Dataset records:
* Start *
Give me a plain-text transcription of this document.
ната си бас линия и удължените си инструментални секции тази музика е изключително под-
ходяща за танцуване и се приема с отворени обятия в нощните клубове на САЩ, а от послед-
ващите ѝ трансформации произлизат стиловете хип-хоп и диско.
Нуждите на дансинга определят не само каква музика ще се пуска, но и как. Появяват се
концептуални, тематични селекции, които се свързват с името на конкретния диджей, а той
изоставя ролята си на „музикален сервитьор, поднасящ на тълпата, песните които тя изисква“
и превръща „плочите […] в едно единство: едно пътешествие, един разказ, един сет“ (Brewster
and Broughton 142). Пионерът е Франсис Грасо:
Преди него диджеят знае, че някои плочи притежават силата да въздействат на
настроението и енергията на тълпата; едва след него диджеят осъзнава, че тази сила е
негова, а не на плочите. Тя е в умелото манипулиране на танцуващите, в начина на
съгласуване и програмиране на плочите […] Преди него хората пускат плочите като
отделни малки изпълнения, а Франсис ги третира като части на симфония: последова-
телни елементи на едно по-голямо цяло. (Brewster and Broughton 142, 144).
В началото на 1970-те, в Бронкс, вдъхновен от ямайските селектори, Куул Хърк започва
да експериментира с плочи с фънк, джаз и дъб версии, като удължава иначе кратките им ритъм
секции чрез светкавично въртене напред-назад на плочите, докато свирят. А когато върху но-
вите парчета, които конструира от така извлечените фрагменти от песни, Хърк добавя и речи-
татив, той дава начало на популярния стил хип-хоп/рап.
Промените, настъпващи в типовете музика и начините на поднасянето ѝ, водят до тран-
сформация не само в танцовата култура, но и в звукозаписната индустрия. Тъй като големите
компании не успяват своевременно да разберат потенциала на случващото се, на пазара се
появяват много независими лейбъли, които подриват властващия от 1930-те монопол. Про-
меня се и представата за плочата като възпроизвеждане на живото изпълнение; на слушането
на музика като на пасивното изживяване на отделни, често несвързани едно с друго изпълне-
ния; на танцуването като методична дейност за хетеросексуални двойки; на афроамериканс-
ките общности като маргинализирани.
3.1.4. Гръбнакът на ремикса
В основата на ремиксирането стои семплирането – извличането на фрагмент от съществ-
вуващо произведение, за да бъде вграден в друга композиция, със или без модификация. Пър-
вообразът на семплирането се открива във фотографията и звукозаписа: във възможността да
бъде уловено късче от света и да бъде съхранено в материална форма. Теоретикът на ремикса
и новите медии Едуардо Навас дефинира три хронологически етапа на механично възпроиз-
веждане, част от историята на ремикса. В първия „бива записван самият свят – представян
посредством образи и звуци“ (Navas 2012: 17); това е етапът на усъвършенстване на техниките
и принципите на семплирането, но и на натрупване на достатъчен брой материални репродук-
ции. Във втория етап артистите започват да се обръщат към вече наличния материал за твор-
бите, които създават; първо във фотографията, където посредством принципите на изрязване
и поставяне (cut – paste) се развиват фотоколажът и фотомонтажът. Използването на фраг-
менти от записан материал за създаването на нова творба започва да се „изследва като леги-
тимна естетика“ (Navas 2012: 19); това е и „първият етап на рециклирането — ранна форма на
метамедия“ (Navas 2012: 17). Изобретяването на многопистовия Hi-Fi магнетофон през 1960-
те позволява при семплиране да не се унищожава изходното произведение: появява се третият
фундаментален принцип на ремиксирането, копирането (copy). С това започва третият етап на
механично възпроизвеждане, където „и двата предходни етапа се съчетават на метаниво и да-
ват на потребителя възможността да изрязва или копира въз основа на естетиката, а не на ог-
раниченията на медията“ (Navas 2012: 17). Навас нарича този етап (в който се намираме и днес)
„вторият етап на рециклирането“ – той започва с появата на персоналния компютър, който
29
* End *
- [WHAT IS NEEDED]: Every entry above should be retyped exactly as shown.

- [FULL OUTPUT]:
Give me a plain-text transcription of this document.
ната си бас линия и удължените си инструментални секции тази музика е изключително под-
ходяща за танцуване и се приема с отворени обятия в нощните клубове на САЩ, а от послед-
ващите ѝ трансформации произлизат стиловете хип-хоп и диско.
Нуждите на дансинга определят не само каква музика ще се пуска, но и как. Появяват се
концептуални, тематични селекции, които се свързват с името на конкретния диджей, а той
изоставя ролята си на „музикален сервитьор, поднасящ на тълпата, песните които тя изисква“
и превръща „плочите […] в едно единство: едно пътешествие, един разказ, един сет“ (Brewster
and Broughton 142). Пионерът е Франсис Грасо:
Преди него диджеят знае, че някои плочи притежават силата да въздействат на
настроението и енергията на тълпата; едва след него диджеят осъзнава, че тази сила е
негова, а не на плочите. Тя е в умелото манипулиране на танцуващите, в начина на
съгласуване и програмиране на плочите […] Преди него хората пускат плочите като
отделни малки изпълнения, а Франсис ги третира като части на симфония: последова-
телни елементи на едно по-голямо цяло. (Brewster and Broughton 142, 144).
В началото на 1970-те, в Бронкс, вдъхновен от ямайските селектори, Куул Хърк започва
да експериментира с плочи с фънк, джаз и дъб версии, като удължава иначе кратките им ритъм
секции чрез светкавично въртене напред-назад на плочите, докато свирят. А когато върху но-
вите парчета, които конструира от така извлечените фрагменти от песни, Хърк добавя и речи-
татив, той дава начало на популярния стил хип-хоп/рап.
Промените, настъпващи в типовете музика и начините на поднасянето ѝ, водят до тран-
сформация не само в танцовата култура, но и в звукозаписната индустрия. Тъй като големите
компании не успяват своевременно да разберат потенциала на случващото се, на пазара се
появяват много независими лейбъли, които подриват властващия от 1930-те монопол. Про-
меня се и представата за плочата като възпроизвеждане на живото изпълнение; на слушането
на музика като на пасивното изживяване на отделни, често несвързани едно с друго изпълне-
ния; на танцуването като методична дейност за хетеросексуални двойки; на афроамериканс-
ките общности като маргинализирани.
3.1.4. Гръбнакът на ремикса
В основата на ремиксирането стои семплирането – извличането на фрагмент от съществ-
вуващо произведение, за да бъде вграден в друга композиция, със или без модификация. Пър-
вообразът на семплирането се открива във фотографията и звукозаписа: във възможността да
бъде уловено късче от света и да бъде съхранено в материална форма. Теоретикът на ремикса
и новите медии Едуардо Навас дефинира три хронологически етапа на механично възпроиз-
веждане, част от историята на ремикса. В първия „бива записван самият свят – представян
посредством образи и звуци“ (Navas 2012: 17); това е етапът на усъвършенстване на техниките
и принципите на семплирането, но и на натрупване на достатъчен брой материални репродук-
ции. Във втория етап артистите започват да се обръщат към вече наличния материал за твор-
бите, които създават; първо във фотографията, където посредством принципите на изрязване
и поставяне (cut – paste) се развиват фотоколажът и фотомонтажът. Използването на фраг-
менти от записан материал за създаването на нова творба започва да се „изследва като леги-
тимна естетика“ (Navas 2012: 19); това е и „първият етап на рециклирането — ранна форма на
метамедия“ (Navas 2012: 17). Изобретяването на многопистовия Hi-Fi магнетофон през 1960-
те позволява при семплиране да не се унищожава изходното произведение: появява се третият
фундаментален принцип на ремиксирането, копирането (copy). С това започва третият етап на
механично възпроизвеждане, където „и двата предходни етапа се съчетават на метаниво и да-
ват на потребителя възможността да изрязва или копира въз основа на естетиката, а не на ог-
раниченията на медията“ (Navas 2012: 17). Навас нарича този етап (в който се намираме и днес)
„вторият етап на рециклирането“ – той започва с появата на персоналния компютър, който
29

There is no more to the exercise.